= WRITTEN EXERCISE =
In the listing below, count the lines with "协议版本" and report only the figure.

= RECORDS SHOWN =
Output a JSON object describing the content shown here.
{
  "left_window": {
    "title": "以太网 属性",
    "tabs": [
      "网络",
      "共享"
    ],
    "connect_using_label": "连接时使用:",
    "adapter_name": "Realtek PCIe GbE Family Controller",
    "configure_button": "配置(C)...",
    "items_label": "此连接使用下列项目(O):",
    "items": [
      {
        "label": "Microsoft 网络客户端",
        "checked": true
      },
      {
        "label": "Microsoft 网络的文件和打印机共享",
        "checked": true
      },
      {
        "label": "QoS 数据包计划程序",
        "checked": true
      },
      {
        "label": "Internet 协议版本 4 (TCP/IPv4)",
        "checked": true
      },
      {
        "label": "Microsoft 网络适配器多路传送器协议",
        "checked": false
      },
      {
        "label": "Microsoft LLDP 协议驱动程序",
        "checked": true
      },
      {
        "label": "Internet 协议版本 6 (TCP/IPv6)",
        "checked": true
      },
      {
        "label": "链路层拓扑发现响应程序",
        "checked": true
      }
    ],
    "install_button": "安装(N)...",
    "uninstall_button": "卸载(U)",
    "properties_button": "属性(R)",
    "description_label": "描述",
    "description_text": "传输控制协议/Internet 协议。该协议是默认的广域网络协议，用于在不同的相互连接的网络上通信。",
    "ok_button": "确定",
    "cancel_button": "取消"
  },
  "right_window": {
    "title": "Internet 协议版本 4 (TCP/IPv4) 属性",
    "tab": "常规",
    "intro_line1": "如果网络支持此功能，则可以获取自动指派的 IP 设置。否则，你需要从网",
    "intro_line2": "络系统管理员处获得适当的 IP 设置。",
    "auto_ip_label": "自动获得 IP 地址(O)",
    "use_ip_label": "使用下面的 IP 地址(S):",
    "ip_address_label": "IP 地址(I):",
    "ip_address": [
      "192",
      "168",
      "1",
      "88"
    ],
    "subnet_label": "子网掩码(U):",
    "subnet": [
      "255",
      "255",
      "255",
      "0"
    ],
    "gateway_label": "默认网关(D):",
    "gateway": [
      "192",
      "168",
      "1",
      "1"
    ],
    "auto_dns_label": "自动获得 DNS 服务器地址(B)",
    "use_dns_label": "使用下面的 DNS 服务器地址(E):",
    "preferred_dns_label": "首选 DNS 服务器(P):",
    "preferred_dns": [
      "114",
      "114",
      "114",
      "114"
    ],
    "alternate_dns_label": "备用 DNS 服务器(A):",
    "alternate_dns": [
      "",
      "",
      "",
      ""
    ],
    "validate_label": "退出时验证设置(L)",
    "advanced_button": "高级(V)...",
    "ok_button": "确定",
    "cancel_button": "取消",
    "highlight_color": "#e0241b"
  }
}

= RESULT FOR THIS EXERCISE =
3